* COSA FARE *
1 – Rispondi a queste domande sul testo relativo alla sezione 230:
(a) Quali domande non rientrano nell'esimente e fanno quindi proseguire la causa?
(b) Chi ha citato Byrne per diffamazione?
(c) Per che cosa Byrne ha dichiarato di garantire ("vouch[ed] for")?
2 – Copia fedelmente la parte del testo relativo alla sezione 230 che parte da "Ritwittare aggiungendo commenti" e prosegue fino a "i commenti accompagnatori." compreso.

* TESTO DI PARTENZA *
──────────────────────────────
Invece non  rientrano nella citata esimente (quindi la causa prosegue su quelle) le domande basate su violazione contrattuale e promissory estoppel.

La domanda basata sulla vioalzione del diritto di parola è pure respinta per il solito motivo della mancanza di state action, essendo Tw. un  ente privato: <<Aside from Section 230, plaintiff fails to even state a First Amendment claim. The free speech clause only prohibits government abridgement of speech — plaintiff concedes Twitter is a private company (Compl. ¶15). Manhattan Cmty. Access Corp. v. Halleck, 139 S. Ct. 1921, 1928 (2019). Twitter’s actions here, moreover, do not constitute state action under the joint action test because the combination of (1) the shift in Twitter’s enforcement position, and (2) general cajoling from various federal officials regarding misinformation on social media platforms do not plausibly assert Twitter conspired or was otherwise a willful participant in government action. See Heineke v. Santa Clara Univ., 965 F.3d 1009, 1014 (9th Cir. 2020).  For the same reasons, plaintiff has not alleged state action under the governmental nexus test either, which is generally subsumed by the joint action test. Naoko Ohno v. Yuko Yasuma, 723 F.3d 984, 995 n.13 (9th Cir. 2013). Twitter “may be a paradigmatic public square on the Internet, but it is not transformed into a state actor solely by providing a forum for speech.” Prager Univ. v. Google LLC, 951 F.3d 991, 997 (9th Cir. 2020) (cleaned up, quotation omitted). >>

(notizia e link alla sentenza dal blog del prof. Eric goldman)

Ritwittare aggiungendo commenti diffamatori non è protetto dal safe harbour ex 230 CDA

Byrne è citato per diffamazione da Us Dominion (azienda usa che fornisce software per la gestione dei processi elettorali) per dichiaraizoni e tweet offensivi.

Egli cerca l’esimente del safe harbour ex 230 CDA ma gli va male: è infatti content provider.

Il mero twittare un link (a materiale diffamatorio) pootrebbe esserne coperto: ma non i commenti accompagnatori.

Così il Trib. del District of Columbia 20.04.4022, Case 1:21-cv-02131-CJN, US Dominion v. Byrne: <<A so-called “information content provider” does not enjoy immunity under § 230.   Klayman v. Zuckerberg, 753 F.3d 1354, 1356 (D.C. Cir. 2014). Any “person or entity that is responsible, in whole or in part, for the creation or development of information provided through the Internet or any other interactive computer service” qualifies as an “information content provider.” 47 U.S.C. § 230(f)(3); Bennett, 882 F.3d at 1166 (noting a dividing line between service and content in that ‘interactive computer service’ providers—which are generally eligible for CDA section 230 immunity—and ‘information content provider[s],’ which are not entitled to immunity”).
While § 230 may provide immunity for someone who merely shares a link on Twitter,
Roca Labs, Inc. v. Consumer Opinion Corp., 140 F. Supp. 3d 1311, 1321 (M.D. Fla. 2015), it does not immunize someone for making additional remarks that are allegedly defamatory, see La Liberte v. Reid, 966 F.3d 79, 89 (2d Cir. 2020). Here, Byrne stated that he “vouch[ed] for” the evidence proving that Dominion had a connection to China. See
Compl. ¶ 153(m). Byrne’s alleged statements accompanying the retweet therefore fall outside the ambit of § 230 immunity>>.

Questione non difficile: che il mero caricamente di un link sia protetto, è questione interessante; che invece i commenti accompagnatori ingiuriosi rendano l’autore un content provider, è certo.
──────────────────────────────
* Voci del dataset *
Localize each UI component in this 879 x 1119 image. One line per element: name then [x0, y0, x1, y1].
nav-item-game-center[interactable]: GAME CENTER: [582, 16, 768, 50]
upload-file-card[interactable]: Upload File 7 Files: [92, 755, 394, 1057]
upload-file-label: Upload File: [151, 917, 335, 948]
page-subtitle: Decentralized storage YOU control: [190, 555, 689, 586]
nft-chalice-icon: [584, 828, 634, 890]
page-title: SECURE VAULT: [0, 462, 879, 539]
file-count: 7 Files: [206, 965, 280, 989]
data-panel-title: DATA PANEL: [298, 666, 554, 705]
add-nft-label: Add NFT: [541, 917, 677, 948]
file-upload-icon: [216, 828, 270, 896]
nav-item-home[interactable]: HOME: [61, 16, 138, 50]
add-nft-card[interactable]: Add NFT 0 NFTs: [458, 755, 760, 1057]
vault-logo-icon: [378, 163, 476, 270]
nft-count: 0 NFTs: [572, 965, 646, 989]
──────────────────────────────
* RISPOSTE PER NUMERO *
1 –
(a) Le domande basate su violazione contrattuale e promissory estoppel.
(b) US Dominion, azienda statunitense che fornisce software per la gestione dei processi elettorali.
(c) Per le prove che dimostrerebbero un collegamento tra Dominion e la Cina.

2 –
Ritwittare aggiungendo commenti diffamatori non è protetto dal safe harbour ex 230 CDA

Byrne è citato per diffamazione da Us Dominion (azienda usa che fornisce software per la gestione dei processi elettorali) per dichiaraizoni e tweet offensivi.

Egli cerca l’esimente del safe harbour ex 230 CDA ma gli va male: è infatti content provider.

Il mero twittare un link (a materiale diffamatorio) pootrebbe esserne coperto: ma non i commenti accompagnatori.